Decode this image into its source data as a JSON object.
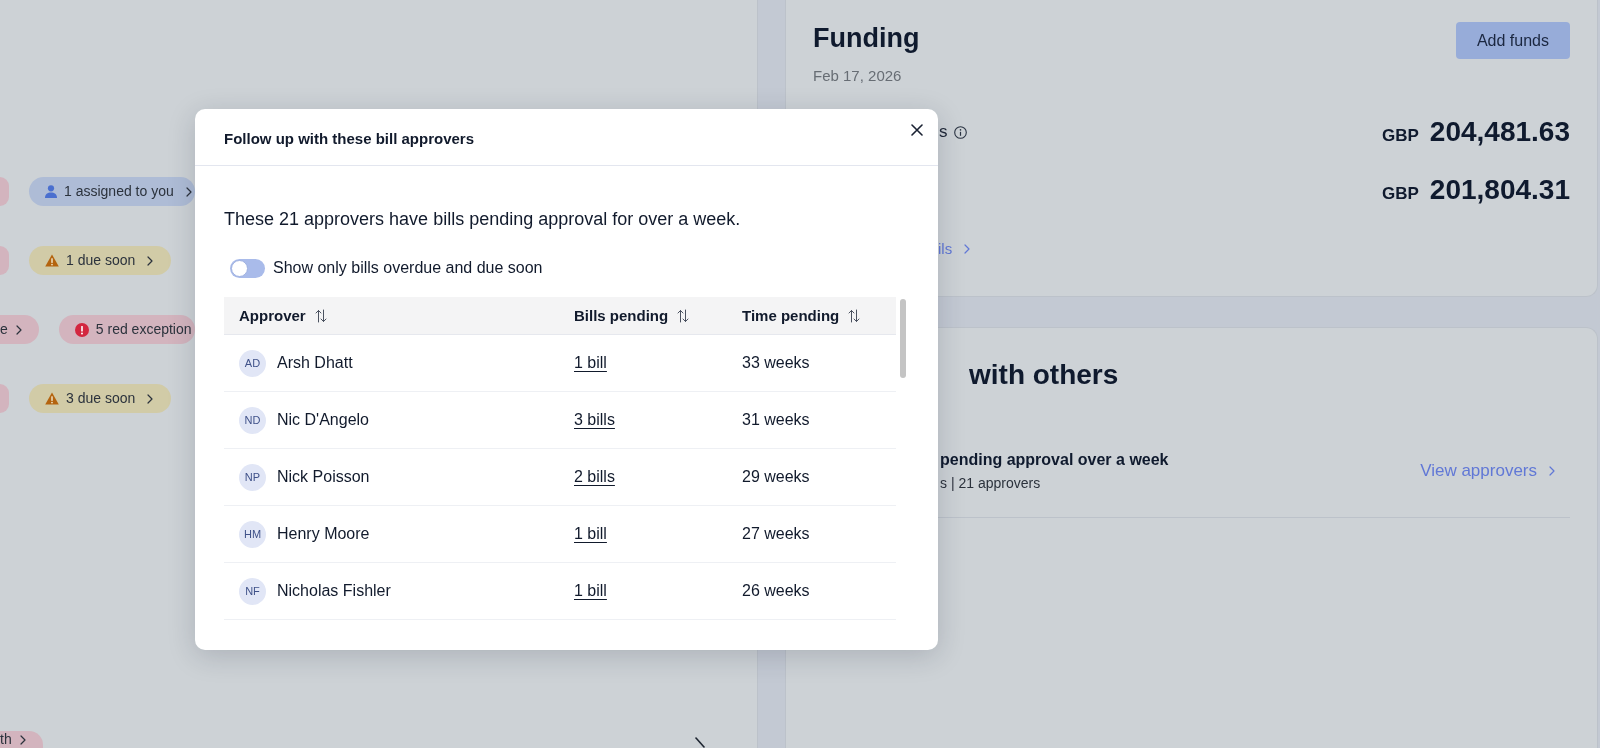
{
  "left_panel": {
    "tag_rows": [
      {
        "tags": [
          {
            "kind": "plain",
            "color": "#d3b4be"
          },
          {
            "kind": "person",
            "label": "1 assigned to you",
            "color": "#aebcd6"
          }
        ]
      },
      {
        "tags": [
          {
            "kind": "plain",
            "color": "#d3b4be"
          },
          {
            "kind": "warning",
            "label": "1 due soon",
            "color": "#d1cba7"
          }
        ]
      },
      {
        "tags": [
          {
            "kind": "plain",
            "label": "e",
            "color": "#d3b4be"
          },
          {
            "kind": "error",
            "label": "5 red exception",
            "color": "#d3b4be"
          }
        ]
      },
      {
        "tags": [
          {
            "kind": "plain",
            "color": "#d3b4be"
          },
          {
            "kind": "warning",
            "label": "3 due soon",
            "color": "#d1cba7"
          }
        ]
      }
    ],
    "bottom_tag": {
      "kind": "plain",
      "label": "th",
      "color": "#d3b4be"
    }
  },
  "funding_card": {
    "title": "Funding",
    "date": "Feb 17, 2026",
    "add_button": "Add funds",
    "balances": [
      {
        "label": "s",
        "info": true,
        "currency": "GBP",
        "amount": "204,481.63"
      },
      {
        "currency": "GBP",
        "amount": "201,804.31"
      }
    ],
    "details_link": "ils"
  },
  "approvals_card": {
    "title": "with others",
    "items": [
      {
        "title": "pending approval over a week",
        "subtitle": "s | 21 approvers",
        "link": "View approvers"
      }
    ]
  },
  "modal": {
    "title": "Follow up with these bill approvers",
    "description": "These 21 approvers have bills pending approval for over a week.",
    "toggle": {
      "label": "Show only bills overdue and due soon",
      "on": false
    },
    "table": {
      "columns": [
        "Approver",
        "Bills pending",
        "Time pending"
      ],
      "rows": [
        {
          "initials": "AD",
          "name": "Arsh Dhatt",
          "bills": "1 bill",
          "time": "33 weeks"
        },
        {
          "initials": "ND",
          "name": "Nic D'Angelo",
          "bills": "3 bills",
          "time": "31 weeks"
        },
        {
          "initials": "NP",
          "name": "Nick Poisson",
          "bills": "2 bills",
          "time": "29 weeks"
        },
        {
          "initials": "HM",
          "name": "Henry Moore",
          "bills": "1 bill",
          "time": "27 weeks"
        },
        {
          "initials": "NF",
          "name": "Nicholas Fishler",
          "bills": "1 bill",
          "time": "26 weeks"
        }
      ]
    }
  }
}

TASK » Quote the data above in full and without alteration; skip the pictures.

RESPONSE »
Decode this image into its source data as a JSON object.
{
  "left_panel": {
    "tag_rows": [
      {
        "tags": [
          {
            "kind": "plain",
            "color": "#d3b4be"
          },
          {
            "kind": "person",
            "label": "1 assigned to you",
            "color": "#aebcd6"
          }
        ]
      },
      {
        "tags": [
          {
            "kind": "plain",
            "color": "#d3b4be"
          },
          {
            "kind": "warning",
            "label": "1 due soon",
            "color": "#d1cba7"
          }
        ]
      },
      {
        "tags": [
          {
            "kind": "plain",
            "label": "e",
            "color": "#d3b4be"
          },
          {
            "kind": "error",
            "label": "5 red exception",
            "color": "#d3b4be"
          }
        ]
      },
      {
        "tags": [
          {
            "kind": "plain",
            "color": "#d3b4be"
          },
          {
            "kind": "warning",
            "label": "3 due soon",
            "color": "#d1cba7"
          }
        ]
      }
    ],
    "bottom_tag": {
      "kind": "plain",
      "label": "th",
      "color": "#d3b4be"
    }
  },
  "funding_card": {
    "title": "Funding",
    "date": "Feb 17, 2026",
    "add_button": "Add funds",
    "balances": [
      {
        "label": "s",
        "info": true,
        "currency": "GBP",
        "amount": "204,481.63"
      },
      {
        "currency": "GBP",
        "amount": "201,804.31"
      }
    ],
    "details_link": "ils"
  },
  "approvals_card": {
    "title": "with others",
    "items": [
      {
        "title": "pending approval over a week",
        "subtitle": "s | 21 approvers",
        "link": "View approvers"
      }
    ]
  },
  "modal": {
    "title": "Follow up with these bill approvers",
    "description": "These 21 approvers have bills pending approval for over a week.",
    "toggle": {
      "label": "Show only bills overdue and due soon",
      "on": false
    },
    "table": {
      "columns": [
        "Approver",
        "Bills pending",
        "Time pending"
      ],
      "rows": [
        {
          "initials": "AD",
          "name": "Arsh Dhatt",
          "bills": "1 bill",
          "time": "33 weeks"
        },
        {
          "initials": "ND",
          "name": "Nic D'Angelo",
          "bills": "3 bills",
          "time": "31 weeks"
        },
        {
          "initials": "NP",
          "name": "Nick Poisson",
          "bills": "2 bills",
          "time": "29 weeks"
        },
        {
          "initials": "HM",
          "name": "Henry Moore",
          "bills": "1 bill",
          "time": "27 weeks"
        },
        {
          "initials": "NF",
          "name": "Nicholas Fishler",
          "bills": "1 bill",
          "time": "26 weeks"
        }
      ]
    }
  }
}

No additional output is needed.